AIM:
Write the data out again exactly, dropping any images it holds.

INPUT:
○ ○ ○ ○ ○
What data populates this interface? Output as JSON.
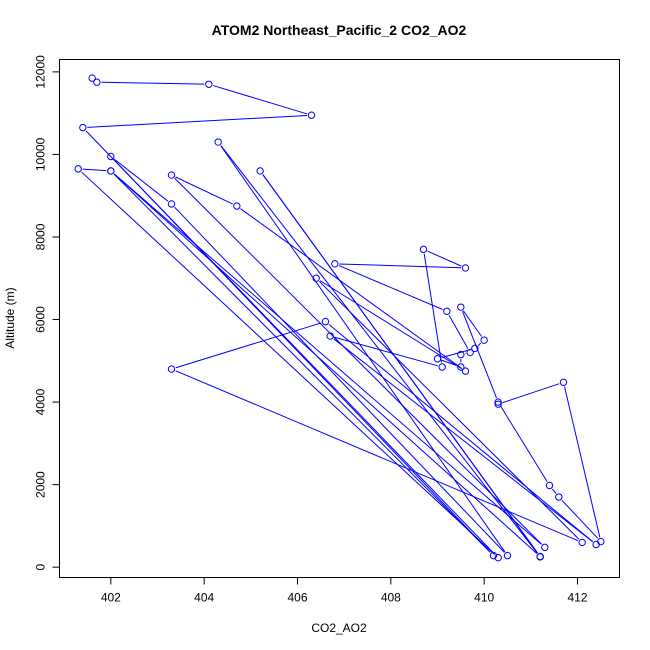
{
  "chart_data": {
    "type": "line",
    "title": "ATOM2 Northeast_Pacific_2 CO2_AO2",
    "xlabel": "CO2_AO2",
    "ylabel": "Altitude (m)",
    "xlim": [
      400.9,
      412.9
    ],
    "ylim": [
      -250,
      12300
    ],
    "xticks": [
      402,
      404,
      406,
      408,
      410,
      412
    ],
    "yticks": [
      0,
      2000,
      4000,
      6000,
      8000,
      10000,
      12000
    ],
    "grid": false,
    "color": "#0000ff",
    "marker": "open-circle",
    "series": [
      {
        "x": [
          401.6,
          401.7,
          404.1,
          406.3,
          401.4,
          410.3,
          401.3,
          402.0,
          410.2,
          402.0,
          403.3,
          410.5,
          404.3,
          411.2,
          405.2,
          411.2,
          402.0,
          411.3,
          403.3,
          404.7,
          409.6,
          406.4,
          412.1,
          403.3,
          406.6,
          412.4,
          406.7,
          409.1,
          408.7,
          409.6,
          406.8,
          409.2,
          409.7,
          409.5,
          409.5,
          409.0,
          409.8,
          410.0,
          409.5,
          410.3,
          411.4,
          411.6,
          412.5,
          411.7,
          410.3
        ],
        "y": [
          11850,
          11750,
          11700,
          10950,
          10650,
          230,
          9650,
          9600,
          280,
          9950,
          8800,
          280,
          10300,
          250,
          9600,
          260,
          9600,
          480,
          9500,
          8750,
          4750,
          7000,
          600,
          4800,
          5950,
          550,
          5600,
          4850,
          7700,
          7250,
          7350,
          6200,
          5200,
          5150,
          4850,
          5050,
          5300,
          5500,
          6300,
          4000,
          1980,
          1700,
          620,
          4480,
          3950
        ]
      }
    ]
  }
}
○ ○ ○ ○ ○
THE COMPLETED TASK:
What data populates this interface? Output as JSON.
{
  "chart_data": {
    "type": "line",
    "title": "ATOM2 Northeast_Pacific_2 CO2_AO2",
    "xlabel": "CO2_AO2",
    "ylabel": "Altitude (m)",
    "xlim": [
      400.9,
      412.9
    ],
    "ylim": [
      -250,
      12300
    ],
    "xticks": [
      402,
      404,
      406,
      408,
      410,
      412
    ],
    "yticks": [
      0,
      2000,
      4000,
      6000,
      8000,
      10000,
      12000
    ],
    "grid": false,
    "color": "#0000ff",
    "marker": "open-circle",
    "series": [
      {
        "x": [
          401.6,
          401.7,
          404.1,
          406.3,
          401.4,
          410.3,
          401.3,
          402.0,
          410.2,
          402.0,
          403.3,
          410.5,
          404.3,
          411.2,
          405.2,
          411.2,
          402.0,
          411.3,
          403.3,
          404.7,
          409.6,
          406.4,
          412.1,
          403.3,
          406.6,
          412.4,
          406.7,
          409.1,
          408.7,
          409.6,
          406.8,
          409.2,
          409.7,
          409.5,
          409.5,
          409.0,
          409.8,
          410.0,
          409.5,
          410.3,
          411.4,
          411.6,
          412.5,
          411.7,
          410.3
        ],
        "y": [
          11850,
          11750,
          11700,
          10950,
          10650,
          230,
          9650,
          9600,
          280,
          9950,
          8800,
          280,
          10300,
          250,
          9600,
          260,
          9600,
          480,
          9500,
          8750,
          4750,
          7000,
          600,
          4800,
          5950,
          550,
          5600,
          4850,
          7700,
          7250,
          7350,
          6200,
          5200,
          5150,
          4850,
          5050,
          5300,
          5500,
          6300,
          4000,
          1980,
          1700,
          620,
          4480,
          3950
        ]
      }
    ]
  }
}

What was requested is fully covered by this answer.